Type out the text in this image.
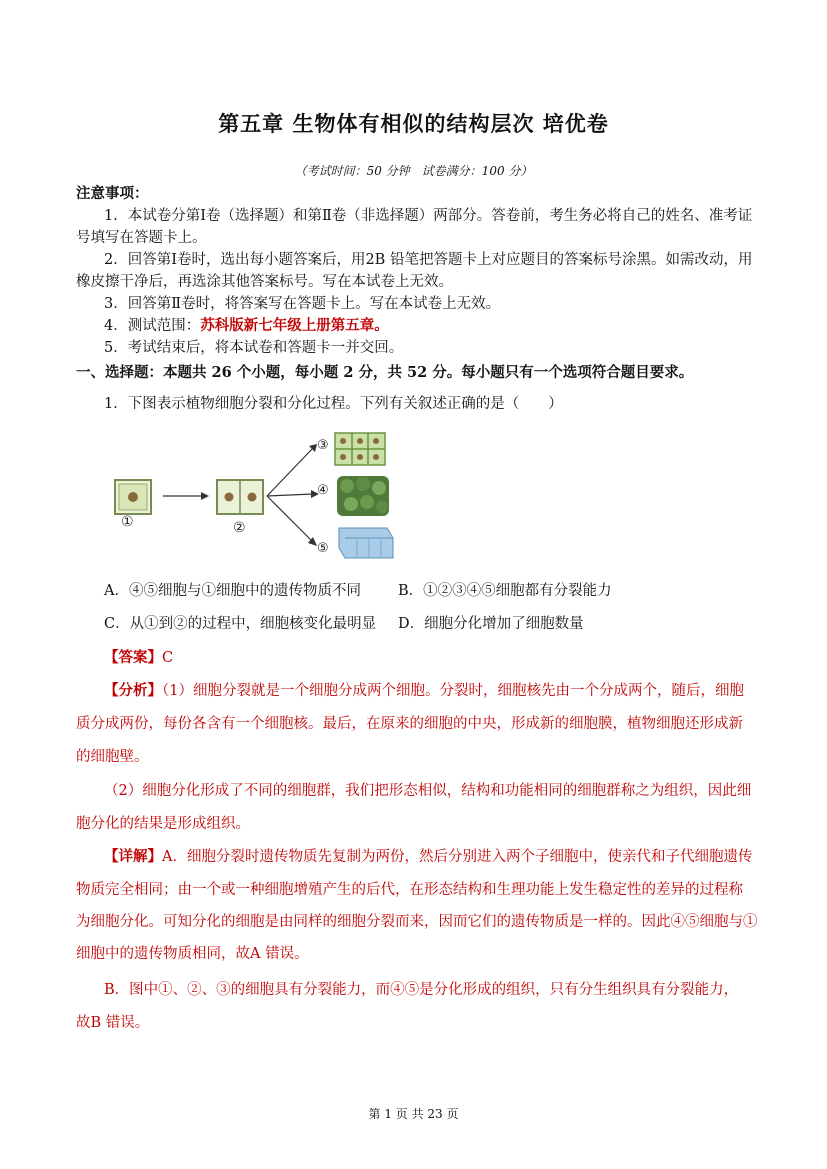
第五章 生物体有相似的结构层次 培优卷
（考试时间：50 分钟　试卷满分：100 分）
注意事项：
1．本试卷分第Ⅰ卷（选择题）和第Ⅱ卷（非选择题）两部分。答卷前，考生务必将自己的姓名、准考证
号填写在答题卡上。
2．回答第Ⅰ卷时，选出每小题答案后，用2B 铅笔把答题卡上对应题目的答案标号涂黑。如需改动，用
橡皮擦干净后，再选涂其他答案标号。写在本试卷上无效。
3．回答第Ⅱ卷时，将答案写在答题卡上。写在本试卷上无效。
4．测试范围：苏科版新七年级上册第五章。
5．考试结束后，将本试卷和答题卡一并交回。
一、选择题：本题共 26 个小题，每小题 2 分，共 52 分。每小题只有一个选项符合题目要求。
1．下图表示植物细胞分裂和分化过程。下列有关叙述正确的是（　　）
①	②
③
④
⑤
A．④⑤细胞与①细胞中的遗传物质不同	B．①②③④⑤细胞都有分裂能力
C．从①到②的过程中，细胞核变化最明显 D．细胞分化增加了细胞数量
【答案】C
【分析】（1）细胞分裂就是一个细胞分成两个细胞。分裂时，细胞核先由一个分成两个，随后，细胞
质分成两份，每份各含有一个细胞核。最后，在原来的细胞的中央，形成新的细胞膜，植物细胞还形成新
的细胞壁。
（2）细胞分化形成了不同的细胞群，我们把形态相似，结构和功能相同的细胞群称之为组织，因此细
胞分化的结果是形成组织。
【详解】A．细胞分裂时遗传物质先复制为两份，然后分别进入两个子细胞中，使亲代和子代细胞遗传
物质完全相同；由一个或一种细胞增殖产生的后代，在形态结构和生理功能上发生稳定性的差异的过程称
为细胞分化。可知分化的细胞是由同样的细胞分裂而来，因而它们的遗传物质是一样的。因此④⑤细胞与①
细胞中的遗传物质相同，故A 错误。
B．图中①、②、③的细胞具有分裂能力，而④⑤是分化形成的组织，只有分生组织具有分裂能力，
故B 错误。
第 1 页 共 23 页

☆ ☆ ☆

> Task instructions
Collect every line with the string "写在本试卷上无效" from the records, and copy each.

> Written response
橡皮擦干净后，再选涂其他答案标号。写在本试卷上无效。
3．回答第Ⅱ卷时，将答案写在答题卡上。写在本试卷上无效。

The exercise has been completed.